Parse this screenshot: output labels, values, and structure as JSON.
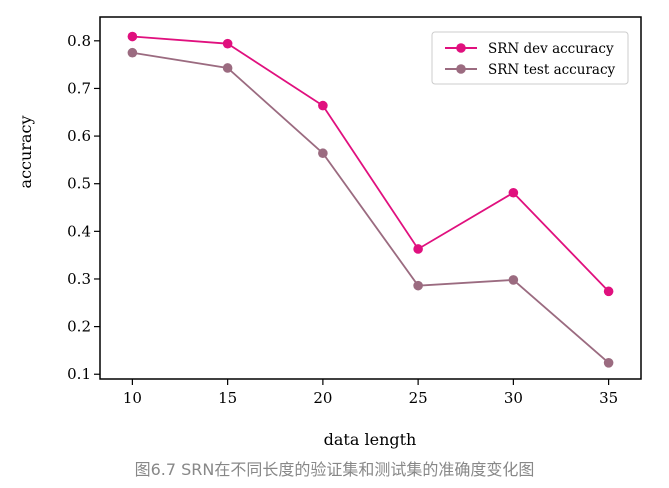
{
  "chart_data": {
    "type": "line",
    "x": [
      10,
      15,
      20,
      25,
      30,
      35
    ],
    "series": [
      {
        "name": "SRN dev accuracy",
        "color": "#e0107e",
        "values": [
          0.809,
          0.794,
          0.664,
          0.363,
          0.481,
          0.274
        ]
      },
      {
        "name": "SRN test accuracy",
        "color": "#9b6b80",
        "values": [
          0.775,
          0.743,
          0.564,
          0.286,
          0.298,
          0.124
        ]
      }
    ],
    "xlabel": "data length",
    "ylabel": "accuracy",
    "xlim": [
      8.3,
      36.7
    ],
    "ylim": [
      0.09,
      0.85
    ],
    "xticks": [
      10,
      15,
      20,
      25,
      30,
      35
    ],
    "yticks": [
      0.1,
      0.2,
      0.3,
      0.4,
      0.5,
      0.6,
      0.7,
      0.8
    ],
    "ytick_labels": [
      "0.1",
      "0.2",
      "0.3",
      "0.4",
      "0.5",
      "0.6",
      "0.7",
      "0.8"
    ],
    "grid": false,
    "legend_position": "top-right"
  },
  "caption": "图6.7 SRN在不同长度的验证集和测试集的准确度变化图"
}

Task instructions: Give only a number: how many lines of the data hold the string "accuracy"?

Task response: 3